• _STATED TASK_
Word for word, print each line of the listing below; pictures stay out.

Begin MATERIAL

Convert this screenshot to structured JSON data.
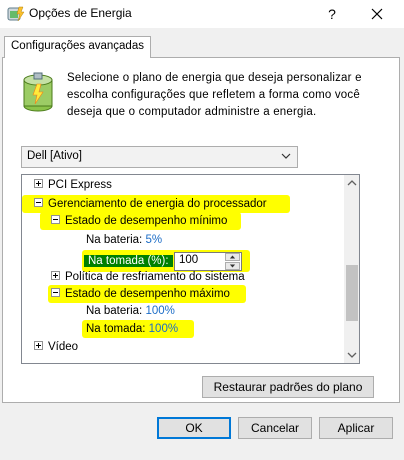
{
  "window": {
    "title": "Opções de Energia",
    "help_label": "?"
  },
  "tab": {
    "label": "Configurações avançadas"
  },
  "description": "Selecione o plano de energia que deseja personalizar e escolha configurações que refletem a forma como você deseja que o computador administre a energia.",
  "plan_dropdown": {
    "selected": "Dell [Ativo]"
  },
  "tree": {
    "pci_express": "PCI Express",
    "cpu_power": "Gerenciamento de energia do processador",
    "min_state": "Estado de desempenho mínimo",
    "min_battery_label": "Na bateria:",
    "min_battery_value": "5%",
    "min_plugged_label": "Na tomada (%):",
    "min_plugged_value": "100",
    "cooling_policy": "Política de resfriamento do sistema",
    "max_state": "Estado de desempenho máximo",
    "max_battery_label": "Na bateria:",
    "max_battery_value": "100%",
    "max_plugged_label": "Na tomada:",
    "max_plugged_value": "100%",
    "video": "Vídeo"
  },
  "restore_button": "Restaurar padrões do plano",
  "footer": {
    "ok": "OK",
    "cancel": "Cancelar",
    "apply": "Aplicar"
  },
  "colors": {
    "highlight": "#ffff00",
    "selected_row": "#008000",
    "value_link": "#1c6dc7"
  }
}
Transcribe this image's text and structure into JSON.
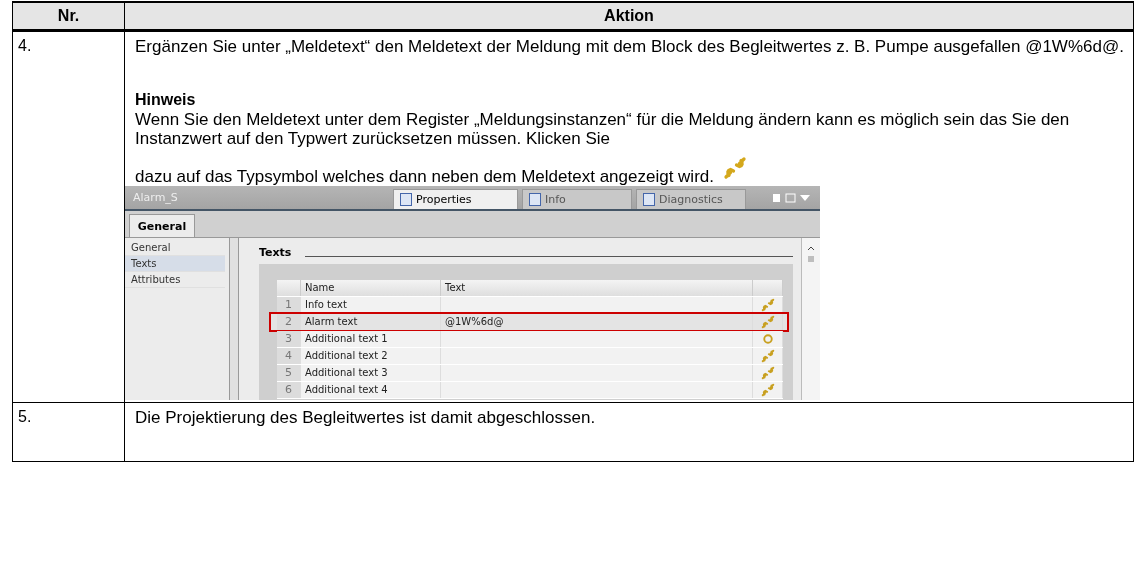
{
  "table": {
    "columns": [
      "Nr.",
      "Aktion"
    ],
    "rows": [
      {
        "nr": "4.",
        "blocks": [
          {
            "kind": "paragraph",
            "text": "Ergänzen Sie unter „Meldetext“ den Meldetext der Meldung mit dem Block des Begleitwertes z. B. Pumpe ausgefallen @1W%6d@."
          },
          {
            "kind": "heading",
            "text": "Hinweis"
          },
          {
            "kind": "paragraph",
            "text": "Wenn Sie den Meldetext unter dem Register „Meldungsinstanzen“ für die Meldung ändern kann es möglich sein das Sie den Instanzwert auf den Typwert zurücksetzen müssen. Klicken Sie"
          },
          {
            "kind": "paragraph-icon",
            "text": "dazu auf das Typsymbol welches dann neben dem Meldetext angezeigt wird."
          },
          {
            "kind": "screenshot",
            "window_title": "Alarm_S",
            "tabs": [
              {
                "label": "Properties",
                "selected": true
              },
              {
                "label": "Info",
                "selected": false
              },
              {
                "label": "Diagnostics",
                "selected": false
              }
            ],
            "section_tabs": [
              {
                "label": "General",
                "selected": true
              }
            ],
            "nav": [
              {
                "label": "General",
                "selected": false
              },
              {
                "label": "Texts",
                "selected": true
              },
              {
                "label": "Attributes",
                "selected": false
              }
            ],
            "section_title": "Texts",
            "grid_columns": [
              "Name",
              "Text"
            ],
            "grid_rows": [
              {
                "index": "1",
                "name": "Info text",
                "highlighted": false,
                "kind": "linked"
              },
              {
                "index": "2",
                "name": "Alarm text",
                "text": "@1W%6d@",
                "highlighted": true,
                "kind": "linked"
              },
              {
                "index": "3",
                "name": "Additional text 1",
                "highlighted": false,
                "kind": "unlinked"
              },
              {
                "index": "4",
                "name": "Additional text 2",
                "highlighted": false,
                "kind": "linked"
              },
              {
                "index": "5",
                "name": "Additional text 3",
                "highlighted": false,
                "kind": "linked"
              },
              {
                "index": "6",
                "name": "Additional text 4",
                "highlighted": false,
                "kind": "linked"
              }
            ]
          }
        ]
      },
      {
        "nr": "5.",
        "blocks": [
          {
            "kind": "paragraph",
            "text": "Die Projektierung des Begleitwertes ist damit abgeschlossen."
          }
        ]
      }
    ]
  }
}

End MATERIAL

• _RESULT_
Convert this screenshot to structured JSON data.
{
  "window": {
    "title": "Opções de Energia",
    "help_label": "?"
  },
  "tab": {
    "label": "Configurações avançadas"
  },
  "description": "Selecione o plano de energia que deseja personalizar e escolha configurações que refletem a forma como você deseja que o computador administre a energia.",
  "plan_dropdown": {
    "selected": "Dell [Ativo]"
  },
  "tree": {
    "pci_express": "PCI Express",
    "cpu_power": "Gerenciamento de energia do processador",
    "min_state": "Estado de desempenho mínimo",
    "min_battery_label": "Na bateria:",
    "min_battery_value": "5%",
    "min_plugged_label": "Na tomada (%):",
    "min_plugged_value": "100",
    "cooling_policy": "Política de resfriamento do sistema",
    "max_state": "Estado de desempenho máximo",
    "max_battery_label": "Na bateria:",
    "max_battery_value": "100%",
    "max_plugged_label": "Na tomada:",
    "max_plugged_value": "100%",
    "video": "Vídeo"
  },
  "restore_button": "Restaurar padrões do plano",
  "footer": {
    "ok": "OK",
    "cancel": "Cancelar",
    "apply": "Aplicar"
  },
  "colors": {
    "highlight": "#ffff00",
    "selected_row": "#008000",
    "value_link": "#1c6dc7"
  }
}
Transcribe this image's text and structure into JSON.
{
  "table": {
    "columns": [
      "Nr.",
      "Aktion"
    ],
    "rows": [
      {
        "nr": "4.",
        "blocks": [
          {
            "kind": "paragraph",
            "text": "Ergänzen Sie unter „Meldetext“ den Meldetext der Meldung mit dem Block des Begleitwertes z. B. Pumpe ausgefallen @1W%6d@."
          },
          {
            "kind": "heading",
            "text": "Hinweis"
          },
          {
            "kind": "paragraph",
            "text": "Wenn Sie den Meldetext unter dem Register „Meldungsinstanzen“ für die Meldung ändern kann es möglich sein das Sie den Instanzwert auf den Typwert zurücksetzen müssen. Klicken Sie"
          },
          {
            "kind": "paragraph-icon",
            "text": "dazu auf das Typsymbol welches dann neben dem Meldetext angezeigt wird."
          },
          {
            "kind": "screenshot",
            "window_title": "Alarm_S",
            "tabs": [
              {
                "label": "Properties",
                "selected": true
              },
              {
                "label": "Info",
                "selected": false
              },
              {
                "label": "Diagnostics",
                "selected": false
              }
            ],
            "section_tabs": [
              {
                "label": "General",
                "selected": true
              }
            ],
            "nav": [
              {
                "label": "General",
                "selected": false
              },
              {
                "label": "Texts",
                "selected": true
              },
              {
                "label": "Attributes",
                "selected": false
              }
            ],
            "section_title": "Texts",
            "grid_columns": [
              "Name",
              "Text"
            ],
            "grid_rows": [
              {
                "index": "1",
                "name": "Info text",
                "highlighted": false,
                "kind": "linked"
              },
              {
                "index": "2",
                "name": "Alarm text",
                "text": "@1W%6d@",
                "highlighted": true,
                "kind": "linked"
              },
              {
                "index": "3",
                "name": "Additional text 1",
                "highlighted": false,
                "kind": "unlinked"
              },
              {
                "index": "4",
                "name": "Additional text 2",
                "highlighted": false,
                "kind": "linked"
              },
              {
                "index": "5",
                "name": "Additional text 3",
                "highlighted": false,
                "kind": "linked"
              },
              {
                "index": "6",
                "name": "Additional text 4",
                "highlighted": false,
                "kind": "linked"
              }
            ]
          }
        ]
      },
      {
        "nr": "5.",
        "blocks": [
          {
            "kind": "paragraph",
            "text": "Die Projektierung des Begleitwertes ist damit abgeschlossen."
          }
        ]
      }
    ]
  }
}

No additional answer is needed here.